Check every line of the entries below for the word "houses", and copy the ones that have it.

* Begin Records provided *

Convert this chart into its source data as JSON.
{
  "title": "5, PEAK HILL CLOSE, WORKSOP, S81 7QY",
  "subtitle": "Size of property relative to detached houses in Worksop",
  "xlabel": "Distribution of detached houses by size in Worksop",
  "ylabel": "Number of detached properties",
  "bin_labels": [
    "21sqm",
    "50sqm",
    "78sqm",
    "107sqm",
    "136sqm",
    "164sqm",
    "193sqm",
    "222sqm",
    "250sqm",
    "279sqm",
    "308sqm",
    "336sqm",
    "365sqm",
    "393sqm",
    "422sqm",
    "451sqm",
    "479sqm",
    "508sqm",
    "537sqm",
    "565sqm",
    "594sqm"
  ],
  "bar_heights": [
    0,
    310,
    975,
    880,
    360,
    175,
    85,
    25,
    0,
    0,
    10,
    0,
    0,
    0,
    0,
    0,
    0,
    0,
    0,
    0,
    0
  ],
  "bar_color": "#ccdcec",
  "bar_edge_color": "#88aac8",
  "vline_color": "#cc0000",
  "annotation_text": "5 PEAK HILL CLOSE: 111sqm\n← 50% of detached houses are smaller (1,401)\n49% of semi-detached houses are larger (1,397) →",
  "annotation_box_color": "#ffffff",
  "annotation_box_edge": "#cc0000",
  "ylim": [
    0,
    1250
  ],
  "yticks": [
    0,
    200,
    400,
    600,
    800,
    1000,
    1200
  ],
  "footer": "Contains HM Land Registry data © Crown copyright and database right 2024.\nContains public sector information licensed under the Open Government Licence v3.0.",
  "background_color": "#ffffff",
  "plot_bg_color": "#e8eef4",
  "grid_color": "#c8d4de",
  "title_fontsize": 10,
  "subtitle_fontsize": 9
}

* End Records provided *

Task output:
  "subtitle": "Size of property relative to detached houses in Worksop",
  "xlabel": "Distribution of detached houses by size in Worksop",
  "annotation_text": "5 PEAK HILL CLOSE: 111sqm\n← 50% of detached houses are smaller (1,401)\n49% of semi-detached houses are larger (1,397) →",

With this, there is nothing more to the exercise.